- [WORK INSTRUCTIONS]: Write out the records again, exactly, leaving none out.

──────── ENTRIES SHOWN ────────

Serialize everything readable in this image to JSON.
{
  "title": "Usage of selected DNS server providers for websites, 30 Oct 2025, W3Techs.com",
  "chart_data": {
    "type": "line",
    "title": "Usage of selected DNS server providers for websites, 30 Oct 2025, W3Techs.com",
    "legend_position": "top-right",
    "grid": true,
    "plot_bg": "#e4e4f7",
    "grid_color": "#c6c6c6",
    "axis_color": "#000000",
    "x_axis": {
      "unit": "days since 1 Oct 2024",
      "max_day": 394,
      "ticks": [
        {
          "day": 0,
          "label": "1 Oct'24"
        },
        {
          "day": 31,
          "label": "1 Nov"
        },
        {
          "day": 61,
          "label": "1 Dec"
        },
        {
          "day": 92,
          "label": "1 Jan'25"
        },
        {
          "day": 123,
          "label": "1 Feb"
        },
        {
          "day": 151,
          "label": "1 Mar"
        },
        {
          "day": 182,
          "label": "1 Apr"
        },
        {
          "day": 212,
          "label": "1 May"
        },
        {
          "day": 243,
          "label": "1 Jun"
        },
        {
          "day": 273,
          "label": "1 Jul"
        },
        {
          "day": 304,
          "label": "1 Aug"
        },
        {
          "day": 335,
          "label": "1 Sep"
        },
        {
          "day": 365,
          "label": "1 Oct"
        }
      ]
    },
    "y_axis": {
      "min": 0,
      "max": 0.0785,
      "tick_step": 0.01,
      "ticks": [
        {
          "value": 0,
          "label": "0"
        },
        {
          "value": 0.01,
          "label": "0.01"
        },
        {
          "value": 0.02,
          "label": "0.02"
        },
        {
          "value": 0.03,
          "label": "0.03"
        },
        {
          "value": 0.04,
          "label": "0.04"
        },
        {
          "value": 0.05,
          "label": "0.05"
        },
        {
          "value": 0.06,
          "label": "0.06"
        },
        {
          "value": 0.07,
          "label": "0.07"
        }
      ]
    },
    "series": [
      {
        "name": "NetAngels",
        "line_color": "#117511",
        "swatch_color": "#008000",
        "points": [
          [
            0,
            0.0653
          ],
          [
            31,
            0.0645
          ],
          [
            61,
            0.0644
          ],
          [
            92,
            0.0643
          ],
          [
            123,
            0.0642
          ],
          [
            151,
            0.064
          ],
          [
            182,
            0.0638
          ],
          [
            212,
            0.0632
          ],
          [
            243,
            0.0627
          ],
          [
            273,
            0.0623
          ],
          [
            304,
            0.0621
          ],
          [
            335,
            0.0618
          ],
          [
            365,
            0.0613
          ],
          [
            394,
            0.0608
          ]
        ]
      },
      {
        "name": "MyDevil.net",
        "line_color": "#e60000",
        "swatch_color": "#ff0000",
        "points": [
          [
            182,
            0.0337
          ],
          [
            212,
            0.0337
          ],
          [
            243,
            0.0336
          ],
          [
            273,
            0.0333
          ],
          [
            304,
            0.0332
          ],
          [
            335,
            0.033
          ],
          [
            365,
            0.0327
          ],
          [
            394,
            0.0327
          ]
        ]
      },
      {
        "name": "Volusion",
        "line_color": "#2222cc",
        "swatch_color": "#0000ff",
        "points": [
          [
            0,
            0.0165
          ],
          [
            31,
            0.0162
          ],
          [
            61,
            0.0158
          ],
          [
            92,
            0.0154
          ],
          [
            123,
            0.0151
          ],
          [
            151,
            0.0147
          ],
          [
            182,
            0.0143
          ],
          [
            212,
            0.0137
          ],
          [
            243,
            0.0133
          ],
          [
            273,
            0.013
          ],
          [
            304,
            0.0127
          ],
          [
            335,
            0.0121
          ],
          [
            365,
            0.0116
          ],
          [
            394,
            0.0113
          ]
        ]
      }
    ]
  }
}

────────

- [WRITTEN RESPONSE]:
Serialize everything readable in this image to JSON.
{
  "title": "Usage of selected DNS server providers for websites, 30 Oct 2025, W3Techs.com",
  "chart_data": {
    "type": "line",
    "title": "Usage of selected DNS server providers for websites, 30 Oct 2025, W3Techs.com",
    "legend_position": "top-right",
    "grid": true,
    "plot_bg": "#e4e4f7",
    "grid_color": "#c6c6c6",
    "axis_color": "#000000",
    "x_axis": {
      "unit": "days since 1 Oct 2024",
      "max_day": 394,
      "ticks": [
        {
          "day": 0,
          "label": "1 Oct'24"
        },
        {
          "day": 31,
          "label": "1 Nov"
        },
        {
          "day": 61,
          "label": "1 Dec"
        },
        {
          "day": 92,
          "label": "1 Jan'25"
        },
        {
          "day": 123,
          "label": "1 Feb"
        },
        {
          "day": 151,
          "label": "1 Mar"
        },
        {
          "day": 182,
          "label": "1 Apr"
        },
        {
          "day": 212,
          "label": "1 May"
        },
        {
          "day": 243,
          "label": "1 Jun"
        },
        {
          "day": 273,
          "label": "1 Jul"
        },
        {
          "day": 304,
          "label": "1 Aug"
        },
        {
          "day": 335,
          "label": "1 Sep"
        },
        {
          "day": 365,
          "label": "1 Oct"
        }
      ]
    },
    "y_axis": {
      "min": 0,
      "max": 0.0785,
      "tick_step": 0.01,
      "ticks": [
        {
          "value": 0,
          "label": "0"
        },
        {
          "value": 0.01,
          "label": "0.01"
        },
        {
          "value": 0.02,
          "label": "0.02"
        },
        {
          "value": 0.03,
          "label": "0.03"
        },
        {
          "value": 0.04,
          "label": "0.04"
        },
        {
          "value": 0.05,
          "label": "0.05"
        },
        {
          "value": 0.06,
          "label": "0.06"
        },
        {
          "value": 0.07,
          "label": "0.07"
        }
      ]
    },
    "series": [
      {
        "name": "NetAngels",
        "line_color": "#117511",
        "swatch_color": "#008000",
        "points": [
          [
            0,
            0.0653
          ],
          [
            31,
            0.0645
          ],
          [
            61,
            0.0644
          ],
          [
            92,
            0.0643
          ],
          [
            123,
            0.0642
          ],
          [
            151,
            0.064
          ],
          [
            182,
            0.0638
          ],
          [
            212,
            0.0632
          ],
          [
            243,
            0.0627
          ],
          [
            273,
            0.0623
          ],
          [
            304,
            0.0621
          ],
          [
            335,
            0.0618
          ],
          [
            365,
            0.0613
          ],
          [
            394,
            0.0608
          ]
        ]
      },
      {
        "name": "MyDevil.net",
        "line_color": "#e60000",
        "swatch_color": "#ff0000",
        "points": [
          [
            182,
            0.0337
          ],
          [
            212,
            0.0337
          ],
          [
            243,
            0.0336
          ],
          [
            273,
            0.0333
          ],
          [
            304,
            0.0332
          ],
          [
            335,
            0.033
          ],
          [
            365,
            0.0327
          ],
          [
            394,
            0.0327
          ]
        ]
      },
      {
        "name": "Volusion",
        "line_color": "#2222cc",
        "swatch_color": "#0000ff",
        "points": [
          [
            0,
            0.0165
          ],
          [
            31,
            0.0162
          ],
          [
            61,
            0.0158
          ],
          [
            92,
            0.0154
          ],
          [
            123,
            0.0151
          ],
          [
            151,
            0.0147
          ],
          [
            182,
            0.0143
          ],
          [
            212,
            0.0137
          ],
          [
            243,
            0.0133
          ],
          [
            273,
            0.013
          ],
          [
            304,
            0.0127
          ],
          [
            335,
            0.0121
          ],
          [
            365,
            0.0116
          ],
          [
            394,
            0.0113
          ]
        ]
      }
    ]
  }
}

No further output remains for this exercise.